Dataset items
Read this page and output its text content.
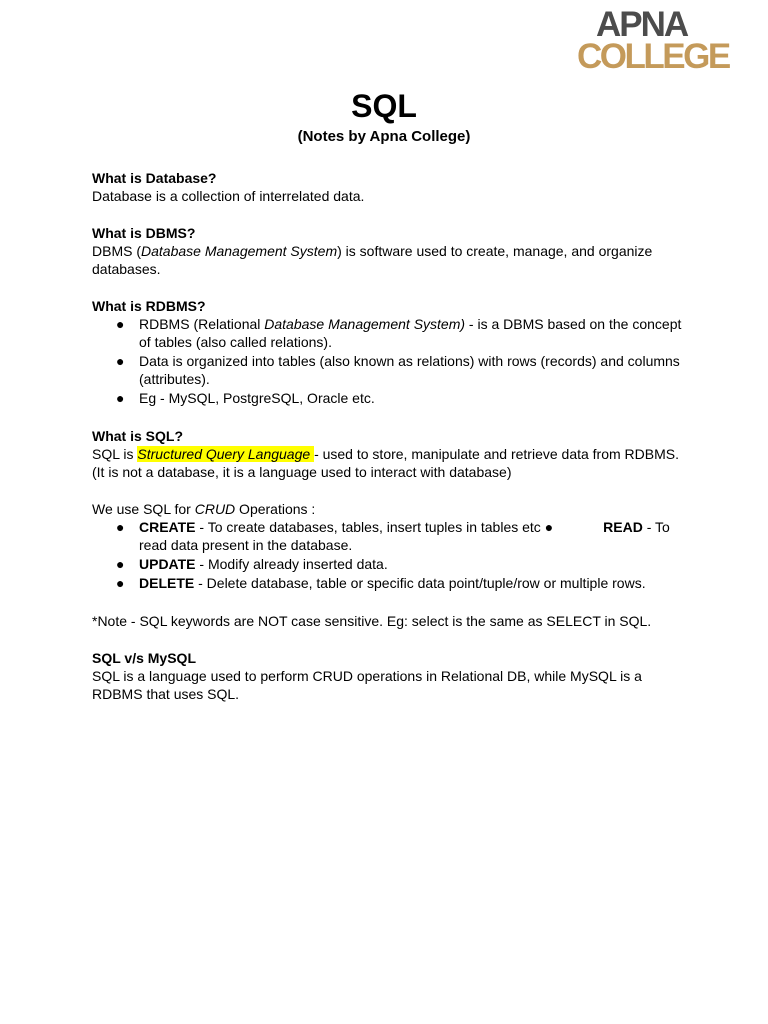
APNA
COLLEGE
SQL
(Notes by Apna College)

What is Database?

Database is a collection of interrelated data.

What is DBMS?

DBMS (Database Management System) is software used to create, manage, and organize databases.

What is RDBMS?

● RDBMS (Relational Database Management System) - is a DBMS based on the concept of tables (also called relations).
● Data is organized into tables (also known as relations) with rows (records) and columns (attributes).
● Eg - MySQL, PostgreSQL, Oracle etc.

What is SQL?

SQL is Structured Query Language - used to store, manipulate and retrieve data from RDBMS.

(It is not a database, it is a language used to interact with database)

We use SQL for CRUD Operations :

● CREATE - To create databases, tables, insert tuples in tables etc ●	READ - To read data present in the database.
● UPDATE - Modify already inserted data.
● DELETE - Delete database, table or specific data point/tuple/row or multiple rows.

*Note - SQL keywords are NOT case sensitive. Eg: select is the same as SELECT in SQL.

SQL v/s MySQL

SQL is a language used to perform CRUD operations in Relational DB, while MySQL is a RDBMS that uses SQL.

§ What to produce: Locate the word "RDBMS" in the records above, and return each line that has it.

§ Reply:
What is RDBMS?
● RDBMS (Relational Database Management System) - is a DBMS based on the concept of tables (also called relations).
SQL is Structured Query Language - used to store, manipulate and retrieve data from RDBMS.
SQL is a language used to perform CRUD operations in Relational DB, while MySQL is a RDBMS that uses SQL.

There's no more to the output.